++++ Material provided ++++

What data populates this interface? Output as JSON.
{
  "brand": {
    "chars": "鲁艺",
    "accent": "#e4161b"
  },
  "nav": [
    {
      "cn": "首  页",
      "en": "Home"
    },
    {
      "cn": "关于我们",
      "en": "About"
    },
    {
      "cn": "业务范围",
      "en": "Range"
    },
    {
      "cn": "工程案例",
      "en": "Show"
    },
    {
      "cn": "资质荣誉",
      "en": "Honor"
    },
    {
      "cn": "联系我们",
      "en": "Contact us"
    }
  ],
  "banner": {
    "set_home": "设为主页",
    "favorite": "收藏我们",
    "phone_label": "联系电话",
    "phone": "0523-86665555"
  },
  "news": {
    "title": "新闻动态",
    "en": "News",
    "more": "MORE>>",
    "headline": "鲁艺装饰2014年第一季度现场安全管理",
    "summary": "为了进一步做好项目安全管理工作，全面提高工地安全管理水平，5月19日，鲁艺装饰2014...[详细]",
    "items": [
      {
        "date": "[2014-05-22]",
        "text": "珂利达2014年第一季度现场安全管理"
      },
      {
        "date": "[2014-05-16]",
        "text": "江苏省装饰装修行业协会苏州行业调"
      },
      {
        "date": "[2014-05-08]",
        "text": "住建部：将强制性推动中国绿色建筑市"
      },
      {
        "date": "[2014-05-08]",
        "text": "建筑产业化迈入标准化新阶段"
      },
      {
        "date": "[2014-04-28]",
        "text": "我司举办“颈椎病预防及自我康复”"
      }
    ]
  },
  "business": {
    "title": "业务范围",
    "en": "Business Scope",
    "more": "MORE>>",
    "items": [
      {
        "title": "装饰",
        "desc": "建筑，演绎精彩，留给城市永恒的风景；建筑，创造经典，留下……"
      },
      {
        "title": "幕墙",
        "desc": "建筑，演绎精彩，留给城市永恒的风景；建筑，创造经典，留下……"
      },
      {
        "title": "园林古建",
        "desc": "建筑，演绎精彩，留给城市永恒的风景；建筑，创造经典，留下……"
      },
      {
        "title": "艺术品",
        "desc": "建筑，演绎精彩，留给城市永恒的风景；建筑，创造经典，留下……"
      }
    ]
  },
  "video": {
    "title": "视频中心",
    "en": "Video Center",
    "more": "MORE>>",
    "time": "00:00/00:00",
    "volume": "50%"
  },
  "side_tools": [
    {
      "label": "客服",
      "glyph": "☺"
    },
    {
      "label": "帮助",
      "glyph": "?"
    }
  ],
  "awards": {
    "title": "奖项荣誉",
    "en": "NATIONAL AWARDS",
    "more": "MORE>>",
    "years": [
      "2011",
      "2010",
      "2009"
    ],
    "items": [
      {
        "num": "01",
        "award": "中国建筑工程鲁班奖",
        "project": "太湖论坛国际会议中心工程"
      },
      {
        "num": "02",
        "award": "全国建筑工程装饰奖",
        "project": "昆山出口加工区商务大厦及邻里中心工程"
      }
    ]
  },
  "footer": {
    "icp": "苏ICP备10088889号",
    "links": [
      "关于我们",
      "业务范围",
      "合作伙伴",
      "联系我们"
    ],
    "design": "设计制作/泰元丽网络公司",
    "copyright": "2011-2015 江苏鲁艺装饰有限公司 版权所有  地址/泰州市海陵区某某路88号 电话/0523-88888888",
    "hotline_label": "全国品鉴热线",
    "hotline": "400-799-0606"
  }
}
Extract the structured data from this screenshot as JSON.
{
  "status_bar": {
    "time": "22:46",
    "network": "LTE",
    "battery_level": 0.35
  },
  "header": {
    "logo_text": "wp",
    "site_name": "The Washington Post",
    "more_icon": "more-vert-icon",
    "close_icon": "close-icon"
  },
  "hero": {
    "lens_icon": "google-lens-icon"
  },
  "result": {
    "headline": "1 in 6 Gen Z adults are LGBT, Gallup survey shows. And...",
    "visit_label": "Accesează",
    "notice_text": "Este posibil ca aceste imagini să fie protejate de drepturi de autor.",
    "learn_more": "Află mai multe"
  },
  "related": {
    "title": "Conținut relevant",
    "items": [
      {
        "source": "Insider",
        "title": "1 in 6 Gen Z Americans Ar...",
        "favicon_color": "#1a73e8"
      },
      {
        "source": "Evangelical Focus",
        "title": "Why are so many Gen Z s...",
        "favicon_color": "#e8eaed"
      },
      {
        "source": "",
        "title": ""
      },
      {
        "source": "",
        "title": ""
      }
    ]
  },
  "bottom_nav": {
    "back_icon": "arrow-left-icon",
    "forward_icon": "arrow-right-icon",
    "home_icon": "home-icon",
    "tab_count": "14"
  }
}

++++

Problem ::
In the data above, count the lines where the word "date" appears; reply with the number only.

Answer to this exercise ::
5